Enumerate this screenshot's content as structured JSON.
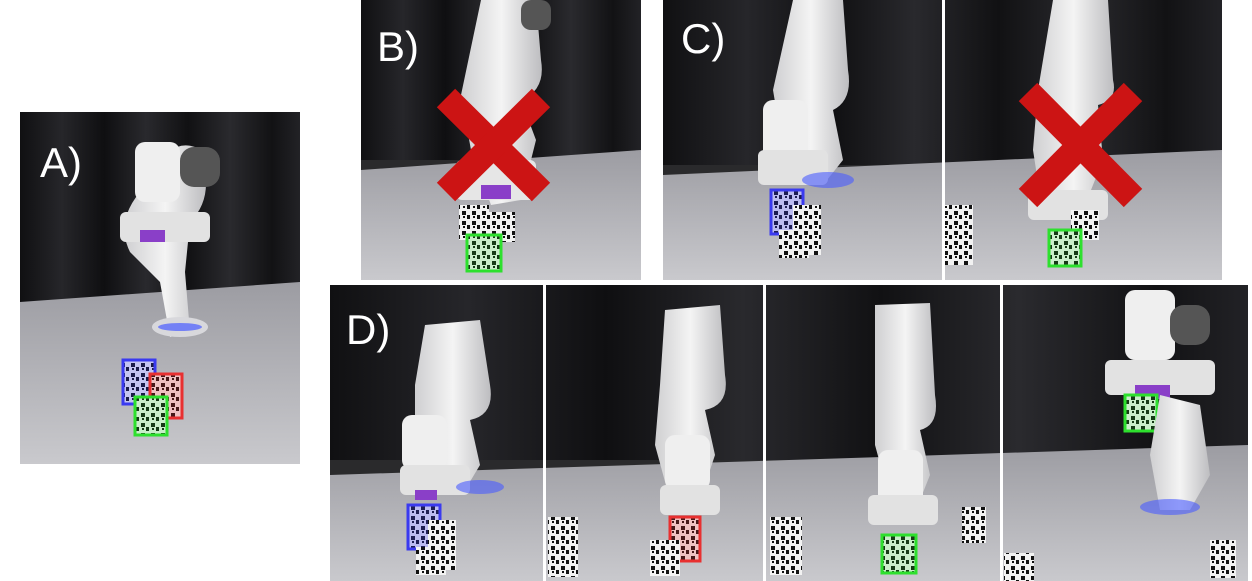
{
  "panels": {
    "a": {
      "label": "A)"
    },
    "b": {
      "label": "B)"
    },
    "c": {
      "label": "C)"
    },
    "d": {
      "label": "D)"
    }
  },
  "colors": {
    "blue_box": "#3a3af0",
    "red_box": "#e83030",
    "green_box": "#2ee02e",
    "cross": "#cc1414",
    "gripper_object": "#8a3fc8",
    "curtain": "#141416",
    "floor": "#b9b9bd",
    "robot": "#e8e8e8"
  }
}
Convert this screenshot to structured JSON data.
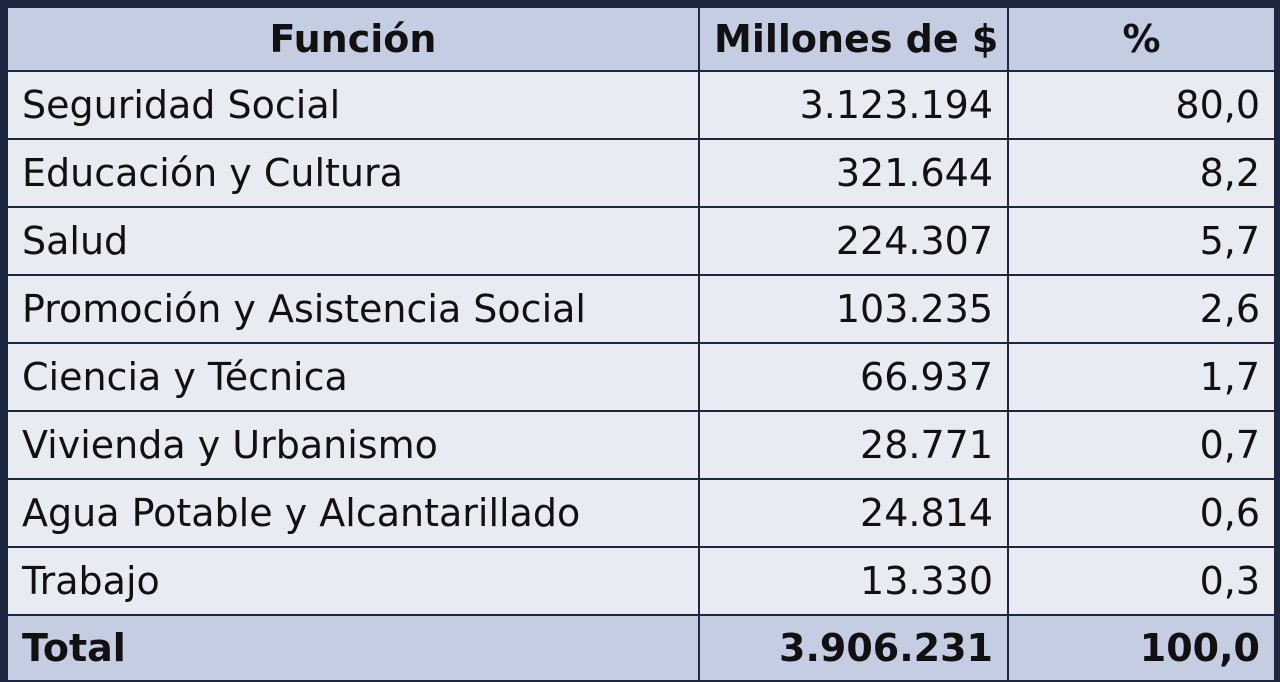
{
  "chart_data": {
    "type": "table",
    "columns": [
      "Función",
      "Millones de $",
      "%"
    ],
    "rows": [
      {
        "funcion": "Seguridad Social",
        "millones": "3.123.194",
        "pct": "80,0"
      },
      {
        "funcion": "Educación y Cultura",
        "millones": "321.644",
        "pct": "8,2"
      },
      {
        "funcion": "Salud",
        "millones": "224.307",
        "pct": "5,7"
      },
      {
        "funcion": "Promoción y Asistencia Social",
        "millones": "103.235",
        "pct": "2,6"
      },
      {
        "funcion": "Ciencia y Técnica",
        "millones": "66.937",
        "pct": "1,7"
      },
      {
        "funcion": "Vivienda y Urbanismo",
        "millones": "28.771",
        "pct": "0,7"
      },
      {
        "funcion": "Agua Potable y Alcantarillado",
        "millones": "24.814",
        "pct": "0,6"
      },
      {
        "funcion": "Trabajo",
        "millones": "13.330",
        "pct": "0,3"
      }
    ],
    "total": {
      "funcion": "Total",
      "millones": "3.906.231",
      "pct": "100,0"
    }
  },
  "colors": {
    "border": "#1d2740",
    "header_bg": "#c5cde3",
    "row_bg": "#e9ebf3"
  }
}
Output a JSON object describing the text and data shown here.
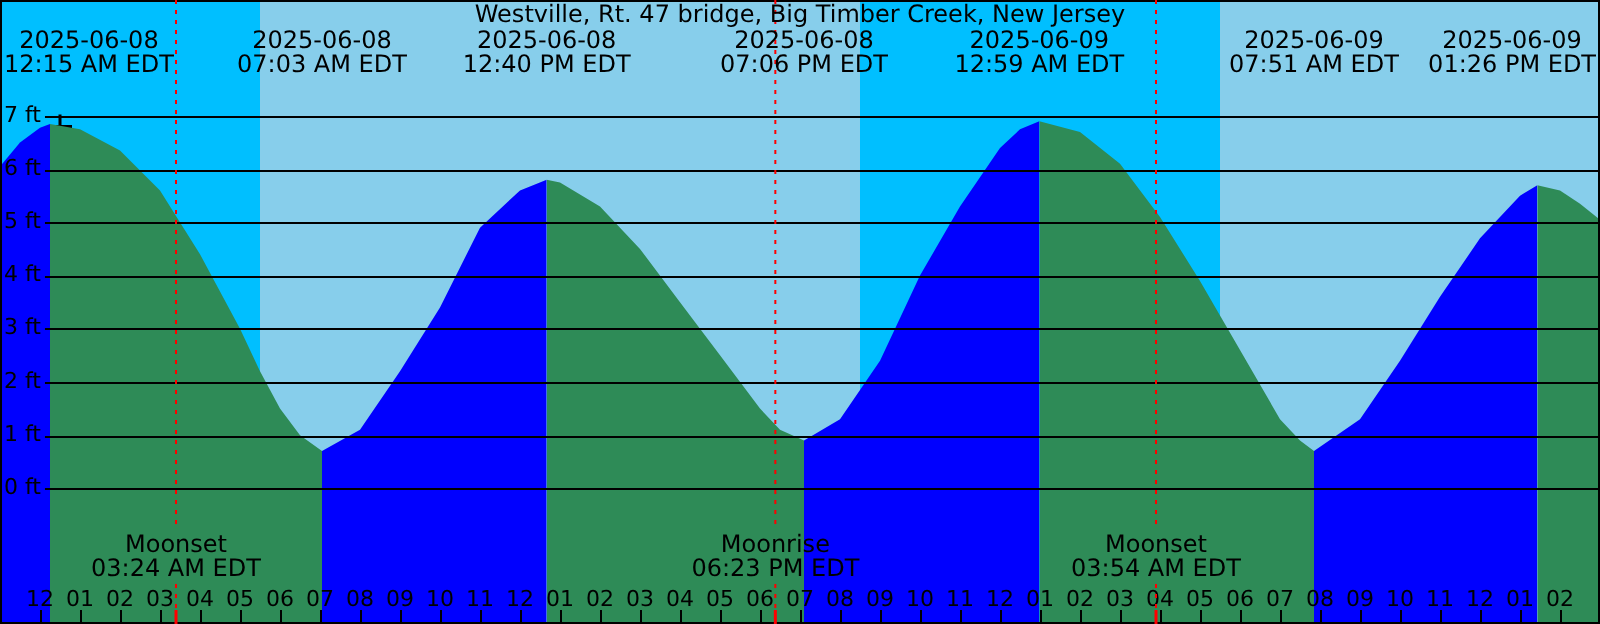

════════

Look above for lines with the word "JSON" and copy them all.

» **Exercise answer**:
Enumerate this screenshot's content as structured JSON.
Convert this screenshot to structured JSON data.
Output a JSON object describing the text and data shown here.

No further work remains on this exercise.